* [TASK TO CARRY OUT] Every line that holds "type" should be shown.

A block of data
>> START

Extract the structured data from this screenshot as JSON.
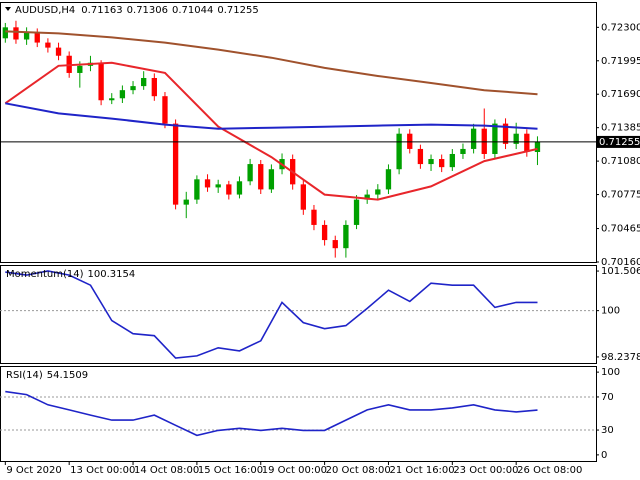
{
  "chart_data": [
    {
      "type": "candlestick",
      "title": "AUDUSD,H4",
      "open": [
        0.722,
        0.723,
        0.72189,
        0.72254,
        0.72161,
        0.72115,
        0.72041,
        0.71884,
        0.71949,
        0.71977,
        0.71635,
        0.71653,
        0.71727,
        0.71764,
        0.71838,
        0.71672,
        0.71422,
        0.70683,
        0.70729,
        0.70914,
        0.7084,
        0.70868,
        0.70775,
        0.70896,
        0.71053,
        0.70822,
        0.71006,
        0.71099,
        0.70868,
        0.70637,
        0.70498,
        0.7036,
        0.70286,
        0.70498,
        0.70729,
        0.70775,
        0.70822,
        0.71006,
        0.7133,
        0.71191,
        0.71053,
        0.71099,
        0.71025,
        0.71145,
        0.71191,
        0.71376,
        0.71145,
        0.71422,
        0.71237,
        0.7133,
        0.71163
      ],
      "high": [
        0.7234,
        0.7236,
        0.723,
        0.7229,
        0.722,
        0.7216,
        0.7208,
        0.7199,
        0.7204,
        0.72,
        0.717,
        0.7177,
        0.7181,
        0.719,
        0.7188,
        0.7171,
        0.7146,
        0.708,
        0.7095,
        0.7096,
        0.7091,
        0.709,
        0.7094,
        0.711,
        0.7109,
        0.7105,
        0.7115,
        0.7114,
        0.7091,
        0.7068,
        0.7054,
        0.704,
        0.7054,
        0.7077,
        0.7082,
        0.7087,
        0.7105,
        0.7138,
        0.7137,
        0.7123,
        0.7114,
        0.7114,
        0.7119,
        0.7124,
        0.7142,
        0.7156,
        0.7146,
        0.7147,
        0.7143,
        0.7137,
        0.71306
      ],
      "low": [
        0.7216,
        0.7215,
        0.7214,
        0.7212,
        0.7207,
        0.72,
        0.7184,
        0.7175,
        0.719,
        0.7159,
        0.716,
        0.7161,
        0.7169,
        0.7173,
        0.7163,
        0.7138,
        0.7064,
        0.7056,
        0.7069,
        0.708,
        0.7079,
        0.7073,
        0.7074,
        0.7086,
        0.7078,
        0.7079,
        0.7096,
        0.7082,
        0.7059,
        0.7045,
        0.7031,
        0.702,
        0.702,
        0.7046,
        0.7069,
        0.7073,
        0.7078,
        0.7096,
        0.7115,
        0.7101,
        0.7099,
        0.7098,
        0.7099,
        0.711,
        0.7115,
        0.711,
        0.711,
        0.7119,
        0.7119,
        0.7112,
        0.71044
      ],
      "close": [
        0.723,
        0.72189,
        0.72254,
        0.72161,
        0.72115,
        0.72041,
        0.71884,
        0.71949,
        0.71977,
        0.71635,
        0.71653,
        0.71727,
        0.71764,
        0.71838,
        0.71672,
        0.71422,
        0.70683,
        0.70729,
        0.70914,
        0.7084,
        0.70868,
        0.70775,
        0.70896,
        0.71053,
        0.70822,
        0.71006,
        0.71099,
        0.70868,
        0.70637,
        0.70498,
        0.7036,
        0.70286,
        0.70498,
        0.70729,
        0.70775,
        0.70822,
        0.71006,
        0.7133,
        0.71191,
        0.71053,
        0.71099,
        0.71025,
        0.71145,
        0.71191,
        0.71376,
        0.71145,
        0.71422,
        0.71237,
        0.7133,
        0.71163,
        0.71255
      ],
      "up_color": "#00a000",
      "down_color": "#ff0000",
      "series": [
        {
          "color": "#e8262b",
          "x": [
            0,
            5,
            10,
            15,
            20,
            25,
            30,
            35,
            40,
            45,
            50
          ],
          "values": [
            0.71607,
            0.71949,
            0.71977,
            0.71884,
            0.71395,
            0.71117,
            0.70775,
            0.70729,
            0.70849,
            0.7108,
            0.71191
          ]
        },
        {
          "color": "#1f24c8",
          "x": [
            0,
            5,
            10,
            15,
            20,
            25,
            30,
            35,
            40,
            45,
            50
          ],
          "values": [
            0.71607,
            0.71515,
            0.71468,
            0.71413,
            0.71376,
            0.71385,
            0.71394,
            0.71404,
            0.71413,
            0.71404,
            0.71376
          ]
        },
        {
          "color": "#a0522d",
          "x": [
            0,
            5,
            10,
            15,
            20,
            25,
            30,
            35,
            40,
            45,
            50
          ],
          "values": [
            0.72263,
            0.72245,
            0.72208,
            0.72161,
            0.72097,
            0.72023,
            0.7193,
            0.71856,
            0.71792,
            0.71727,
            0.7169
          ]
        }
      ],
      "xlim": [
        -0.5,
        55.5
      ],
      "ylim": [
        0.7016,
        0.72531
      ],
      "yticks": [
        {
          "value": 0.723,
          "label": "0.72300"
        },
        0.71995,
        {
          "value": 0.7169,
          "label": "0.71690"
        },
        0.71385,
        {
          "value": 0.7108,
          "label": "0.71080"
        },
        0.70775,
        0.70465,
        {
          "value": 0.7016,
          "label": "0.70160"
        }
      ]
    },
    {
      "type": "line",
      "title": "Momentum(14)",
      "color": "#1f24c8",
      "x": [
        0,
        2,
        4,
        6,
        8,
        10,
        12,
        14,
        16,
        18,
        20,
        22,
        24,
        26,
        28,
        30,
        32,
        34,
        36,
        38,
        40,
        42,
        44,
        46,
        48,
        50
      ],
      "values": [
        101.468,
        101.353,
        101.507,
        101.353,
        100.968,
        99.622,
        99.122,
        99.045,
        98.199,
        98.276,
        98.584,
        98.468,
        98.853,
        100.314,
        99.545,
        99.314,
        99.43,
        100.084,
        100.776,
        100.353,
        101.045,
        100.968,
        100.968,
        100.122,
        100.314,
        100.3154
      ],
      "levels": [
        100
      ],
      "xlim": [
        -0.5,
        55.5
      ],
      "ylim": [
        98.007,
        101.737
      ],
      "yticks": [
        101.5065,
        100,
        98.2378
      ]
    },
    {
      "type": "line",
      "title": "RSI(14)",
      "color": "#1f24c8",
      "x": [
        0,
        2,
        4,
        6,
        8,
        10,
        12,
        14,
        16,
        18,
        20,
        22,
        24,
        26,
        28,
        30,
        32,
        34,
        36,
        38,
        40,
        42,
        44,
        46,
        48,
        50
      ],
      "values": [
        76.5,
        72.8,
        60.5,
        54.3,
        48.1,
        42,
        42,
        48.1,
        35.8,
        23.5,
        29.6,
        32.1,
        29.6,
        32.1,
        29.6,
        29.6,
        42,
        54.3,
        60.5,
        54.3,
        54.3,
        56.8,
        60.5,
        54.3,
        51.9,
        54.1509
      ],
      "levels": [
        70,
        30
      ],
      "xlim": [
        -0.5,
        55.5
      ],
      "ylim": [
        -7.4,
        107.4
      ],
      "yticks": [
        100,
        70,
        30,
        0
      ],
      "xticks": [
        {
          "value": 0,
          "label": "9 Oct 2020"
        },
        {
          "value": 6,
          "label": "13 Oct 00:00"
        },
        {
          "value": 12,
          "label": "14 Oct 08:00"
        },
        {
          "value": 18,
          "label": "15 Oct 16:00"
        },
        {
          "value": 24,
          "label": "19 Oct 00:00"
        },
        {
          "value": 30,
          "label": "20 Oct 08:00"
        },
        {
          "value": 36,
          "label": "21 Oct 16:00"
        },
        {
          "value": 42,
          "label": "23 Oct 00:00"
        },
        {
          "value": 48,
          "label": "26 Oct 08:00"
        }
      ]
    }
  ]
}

>> END
>> START

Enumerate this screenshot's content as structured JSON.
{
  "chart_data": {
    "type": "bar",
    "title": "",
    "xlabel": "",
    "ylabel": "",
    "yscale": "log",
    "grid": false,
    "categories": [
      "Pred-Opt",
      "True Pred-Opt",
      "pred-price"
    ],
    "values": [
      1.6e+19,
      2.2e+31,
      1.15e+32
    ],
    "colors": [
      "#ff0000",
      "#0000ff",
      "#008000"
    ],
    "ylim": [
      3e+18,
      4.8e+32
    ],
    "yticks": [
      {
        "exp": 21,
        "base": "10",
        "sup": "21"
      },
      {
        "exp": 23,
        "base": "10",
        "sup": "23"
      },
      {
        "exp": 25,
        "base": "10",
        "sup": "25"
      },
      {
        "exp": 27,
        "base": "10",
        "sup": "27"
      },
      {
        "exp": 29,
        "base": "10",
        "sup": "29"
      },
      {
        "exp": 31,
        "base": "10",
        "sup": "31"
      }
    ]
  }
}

>> END

* [TASK RESULT]
      "type": "candlestick",
      "type": "line",
      "type": "line",
    "type": "bar",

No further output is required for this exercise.